Stored data:
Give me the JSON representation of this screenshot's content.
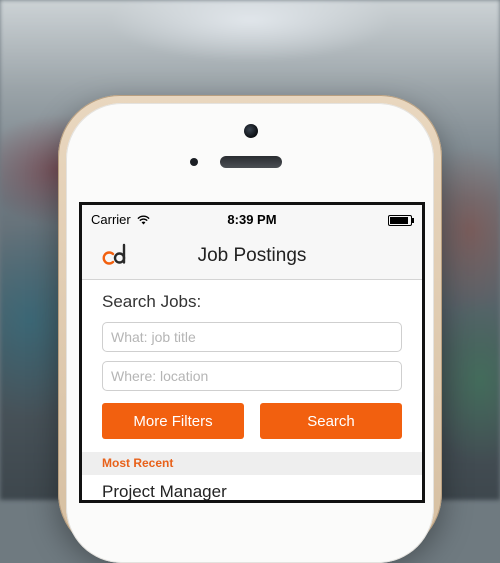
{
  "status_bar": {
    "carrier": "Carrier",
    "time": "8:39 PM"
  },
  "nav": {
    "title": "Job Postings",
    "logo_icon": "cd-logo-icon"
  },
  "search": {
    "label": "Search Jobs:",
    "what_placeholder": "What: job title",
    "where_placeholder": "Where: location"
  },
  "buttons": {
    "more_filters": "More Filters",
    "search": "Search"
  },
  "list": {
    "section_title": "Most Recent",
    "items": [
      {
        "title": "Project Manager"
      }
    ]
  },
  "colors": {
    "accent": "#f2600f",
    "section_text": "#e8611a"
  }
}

...

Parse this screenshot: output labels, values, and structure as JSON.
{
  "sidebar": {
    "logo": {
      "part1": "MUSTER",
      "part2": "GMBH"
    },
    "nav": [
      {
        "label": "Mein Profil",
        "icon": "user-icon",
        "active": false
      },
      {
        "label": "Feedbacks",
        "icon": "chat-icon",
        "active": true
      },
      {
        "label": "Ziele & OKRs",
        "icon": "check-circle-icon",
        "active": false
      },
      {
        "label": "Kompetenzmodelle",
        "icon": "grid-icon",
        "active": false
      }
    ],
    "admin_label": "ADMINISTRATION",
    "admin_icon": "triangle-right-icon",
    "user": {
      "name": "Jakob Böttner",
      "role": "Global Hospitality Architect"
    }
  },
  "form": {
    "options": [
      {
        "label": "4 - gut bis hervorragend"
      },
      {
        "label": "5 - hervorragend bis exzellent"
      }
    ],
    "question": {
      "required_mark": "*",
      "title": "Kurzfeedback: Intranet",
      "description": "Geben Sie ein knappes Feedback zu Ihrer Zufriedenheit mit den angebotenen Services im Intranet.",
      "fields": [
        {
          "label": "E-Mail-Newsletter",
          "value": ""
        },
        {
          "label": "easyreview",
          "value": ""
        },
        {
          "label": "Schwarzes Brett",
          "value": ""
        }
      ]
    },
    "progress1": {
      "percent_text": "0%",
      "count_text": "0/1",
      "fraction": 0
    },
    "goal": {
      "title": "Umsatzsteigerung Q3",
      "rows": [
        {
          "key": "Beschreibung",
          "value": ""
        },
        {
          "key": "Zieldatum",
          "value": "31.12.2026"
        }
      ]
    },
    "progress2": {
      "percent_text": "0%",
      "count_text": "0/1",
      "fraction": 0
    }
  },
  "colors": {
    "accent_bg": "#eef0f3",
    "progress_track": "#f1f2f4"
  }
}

EXERCISE DESCRIPTION:
Pick out every line of the listing containing the word "hervorragend", and show those lines.

ANSWER TO THIS TASK:
        "label": "4 - gut bis hervorragend"
        "label": "5 - hervorragend bis exzellent"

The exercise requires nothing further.